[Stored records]
++++++++

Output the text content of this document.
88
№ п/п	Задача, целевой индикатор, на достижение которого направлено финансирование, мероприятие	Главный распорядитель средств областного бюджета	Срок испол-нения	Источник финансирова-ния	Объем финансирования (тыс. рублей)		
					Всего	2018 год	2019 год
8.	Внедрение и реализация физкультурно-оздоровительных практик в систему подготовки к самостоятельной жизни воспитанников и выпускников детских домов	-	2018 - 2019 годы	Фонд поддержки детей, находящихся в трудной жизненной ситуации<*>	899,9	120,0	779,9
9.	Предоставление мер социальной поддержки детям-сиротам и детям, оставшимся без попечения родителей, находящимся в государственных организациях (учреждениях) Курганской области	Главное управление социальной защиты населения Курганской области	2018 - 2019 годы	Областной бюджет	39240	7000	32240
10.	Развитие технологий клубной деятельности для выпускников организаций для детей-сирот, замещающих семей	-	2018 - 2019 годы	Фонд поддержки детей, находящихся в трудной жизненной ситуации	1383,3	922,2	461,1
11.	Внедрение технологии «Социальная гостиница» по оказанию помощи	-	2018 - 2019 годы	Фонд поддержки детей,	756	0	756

++++++++

Task details =
Retype the material above, line by line, exactly.

Worked answer =
Output the text content of this document.
88
№ п/п	Задача, целевой индикатор, на достижение которого направлено финансирование, мероприятие	Главный распорядитель средств областного бюджета	Срок испол-нения	Источник финансирова-ния	Объем финансирования (тыс. рублей)		
					Всего	2018 год	2019 год
8.	Внедрение и реализация физкультурно-оздоровительных практик в систему подготовки к самостоятельной жизни воспитанников и выпускников детских домов	-	2018 - 2019 годы	Фонд поддержки детей, находящихся в трудной жизненной ситуации<*>	899,9	120,0	779,9
9.	Предоставление мер социальной поддержки детям-сиротам и детям, оставшимся без попечения родителей, находящимся в государственных организациях (учреждениях) Курганской области	Главное управление социальной защиты населения Курганской области	2018 - 2019 годы	Областной бюджет	39240	7000	32240
10.	Развитие технологий клубной деятельности для выпускников организаций для детей-сирот, замещающих семей	-	2018 - 2019 годы	Фонд поддержки детей, находящихся в трудной жизненной ситуации	1383,3	922,2	461,1
11.	Внедрение технологии «Социальная гостиница» по оказанию помощи	-	2018 - 2019 годы	Фонд поддержки детей,	756	0	756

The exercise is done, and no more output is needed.